-- The task --
Reproduce the listing below in full and without alteration, apart from its pictures.

⁂

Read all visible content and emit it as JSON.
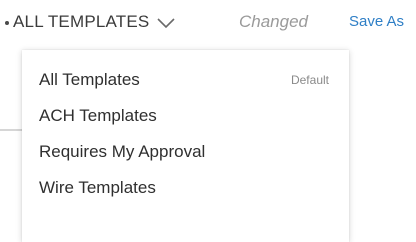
{
  "toolbar": {
    "view_label": "ALL TEMPLATES",
    "status": "Changed",
    "save_as_label": "Save As"
  },
  "menu": {
    "items": [
      {
        "label": "All Templates",
        "tag": "Default"
      },
      {
        "label": "ACH Templates"
      },
      {
        "label": "Requires My Approval"
      },
      {
        "label": "Wire Templates"
      }
    ]
  },
  "icons": {
    "modified_indicator": "dot-icon",
    "dropdown": "chevron-down-icon"
  },
  "colors": {
    "text": "#3b3b3b",
    "muted": "#9a9a9a",
    "link": "#2f7fc6"
  }
}
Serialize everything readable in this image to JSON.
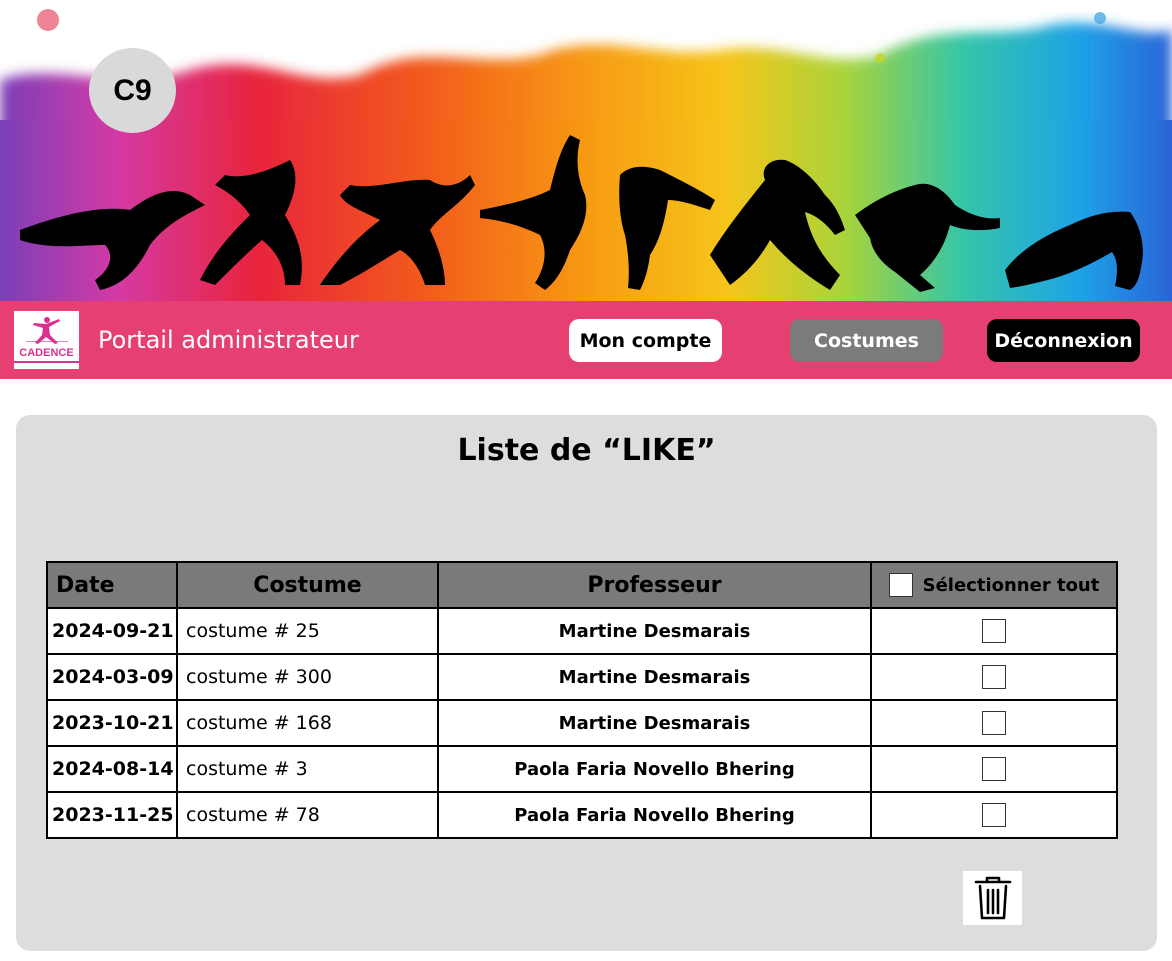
{
  "header": {
    "avatar_text": "C9",
    "logo_text": "CADENCE",
    "portal_title": "Portail administrateur",
    "nav": {
      "account_label": "Mon compte",
      "costumes_label": "Costumes",
      "logout_label": "Déconnexion"
    }
  },
  "main": {
    "title": "Liste de “LIKE”",
    "table": {
      "columns": [
        "Date",
        "Costume",
        "Professeur",
        "Sélectionner tout"
      ],
      "rows": [
        {
          "date": "2024-09-21",
          "costume": "costume # 25",
          "professeur": "Martine Desmarais",
          "checked": false
        },
        {
          "date": "2024-03-09",
          "costume": "costume # 300",
          "professeur": "Martine Desmarais",
          "checked": false
        },
        {
          "date": "2023-10-21",
          "costume": "costume # 168",
          "professeur": "Martine Desmarais",
          "checked": false
        },
        {
          "date": "2024-08-14",
          "costume": "costume # 3",
          "professeur": "Paola Faria Novello Bhering",
          "checked": false
        },
        {
          "date": "2023-11-25",
          "costume": "costume # 78",
          "professeur": "Paola Faria Novello Bhering",
          "checked": false
        }
      ]
    },
    "delete_icon": "trash-icon"
  },
  "colors": {
    "navbar": "#e64072",
    "card_background": "#dedcdd",
    "table_header": "#7a7a7a",
    "costumes_button": "#7b7b7b",
    "logout_button": "#000000",
    "logo_pink": "#d8328e"
  }
}
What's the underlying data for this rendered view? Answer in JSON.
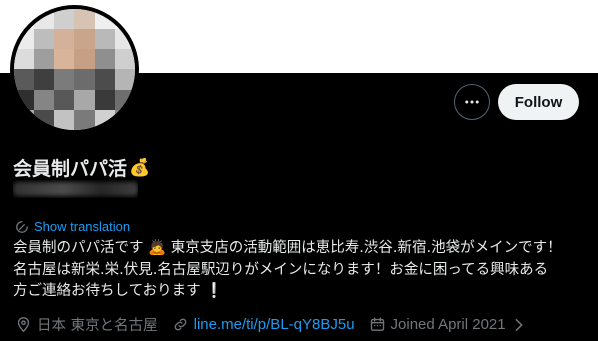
{
  "profile": {
    "display_name": "会員制パパ活",
    "name_emoji": "💰",
    "handle": "",
    "translate_label": "Show translation",
    "bio_lines": [
      "会員制のパパ活です 🙇 東京支店の活動範囲は恵比寿.渋谷.新宿.池袋がメインです！",
      "名古屋は新栄.栄.伏見.名古屋駅辺りがメインになります！お金に困ってる興味ある",
      "方ご連絡お待ちしております ❕"
    ],
    "location": "日本 東京と名古屋",
    "link": "line.me/ti/p/BL-qY8BJ5u",
    "joined": "Joined April 2021"
  },
  "actions": {
    "follow_label": "Follow",
    "more_icon": "more-horizontal-icon"
  },
  "colors": {
    "background": "#000000",
    "banner": "#ffffff",
    "accent": "#1d9bf0",
    "text": "#e7e9ea",
    "muted": "#71767b"
  }
}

⁂

-- The result --
Read all visible content and emit it as JSON.
{
  "toolbar": {
    "view_label": "ALL TEMPLATES",
    "status": "Changed",
    "save_as_label": "Save As"
  },
  "menu": {
    "items": [
      {
        "label": "All Templates",
        "tag": "Default"
      },
      {
        "label": "ACH Templates"
      },
      {
        "label": "Requires My Approval"
      },
      {
        "label": "Wire Templates"
      }
    ]
  },
  "icons": {
    "modified_indicator": "dot-icon",
    "dropdown": "chevron-down-icon"
  },
  "colors": {
    "text": "#3b3b3b",
    "muted": "#9a9a9a",
    "link": "#2f7fc6"
  }
}
Serialize everything readable in this image to JSON.
{
  "header": {
    "avatar_text": "C9",
    "logo_text": "CADENCE",
    "portal_title": "Portail administrateur",
    "nav": {
      "account_label": "Mon compte",
      "costumes_label": "Costumes",
      "logout_label": "Déconnexion"
    }
  },
  "main": {
    "title": "Liste de “LIKE”",
    "table": {
      "columns": [
        "Date",
        "Costume",
        "Professeur",
        "Sélectionner tout"
      ],
      "rows": [
        {
          "date": "2024-09-21",
          "costume": "costume # 25",
          "professeur": "Martine Desmarais",
          "checked": false
        },
        {
          "date": "2024-03-09",
          "costume": "costume # 300",
          "professeur": "Martine Desmarais",
          "checked": false
        },
        {
          "date": "2023-10-21",
          "costume": "costume # 168",
          "professeur": "Martine Desmarais",
          "checked": false
        },
        {
          "date": "2024-08-14",
          "costume": "costume # 3",
          "professeur": "Paola Faria Novello Bhering",
          "checked": false
        },
        {
          "date": "2023-11-25",
          "costume": "costume # 78",
          "professeur": "Paola Faria Novello Bhering",
          "checked": false
        }
      ]
    },
    "delete_icon": "trash-icon"
  },
  "colors": {
    "navbar": "#e64072",
    "card_background": "#dedcdd",
    "table_header": "#7a7a7a",
    "costumes_button": "#7b7b7b",
    "logout_button": "#000000",
    "logo_pink": "#d8328e"
  }
}
What's the underlying data for this rendered view? Answer in JSON.
{
  "profile": {
    "display_name": "会員制パパ活",
    "name_emoji": "💰",
    "handle": "",
    "translate_label": "Show translation",
    "bio_lines": [
      "会員制のパパ活です 🙇 東京支店の活動範囲は恵比寿.渋谷.新宿.池袋がメインです！",
      "名古屋は新栄.栄.伏見.名古屋駅辺りがメインになります！お金に困ってる興味ある",
      "方ご連絡お待ちしております ❕"
    ],
    "location": "日本 東京と名古屋",
    "link": "line.me/ti/p/BL-qY8BJ5u",
    "joined": "Joined April 2021"
  },
  "actions": {
    "follow_label": "Follow",
    "more_icon": "more-horizontal-icon"
  },
  "colors": {
    "background": "#000000",
    "banner": "#ffffff",
    "accent": "#1d9bf0",
    "text": "#e7e9ea",
    "muted": "#71767b"
  }
}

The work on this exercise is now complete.